>> begin

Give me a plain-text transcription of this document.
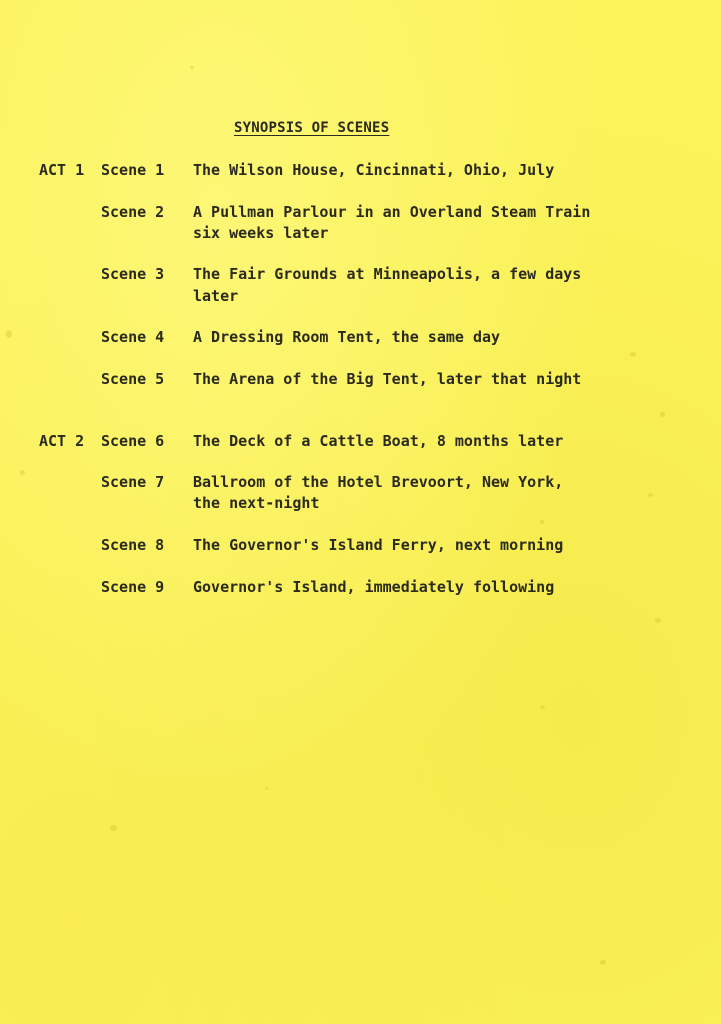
SYNOPSIS OF SCENES
ACT 1 Scene 1 The Wilson House, Cincinnati, Ohio, July
Scene 2 A Pullman Parlour in an Overland Steam Train
six weeks later
Scene 3 The Fair Grounds at Minneapolis, a few days
later
Scene 4 A Dressing Room Tent, the same day
Scene 5 The Arena of the Big Tent, later that night
ACT 2 Scene 6 The Deck of a Cattle Boat, 8 months later
Scene 7 Ballroom of the Hotel Brevoort, New York,
the next-night
Scene 8 The Governor's Island Ferry, next morning
Scene 9 Governor's Island, immediately following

>> end

→ **WRITTEN EXERCISE**
Give the count of lines holding the word "later" and nothing more.

→ **SOLUTION BELOW**
4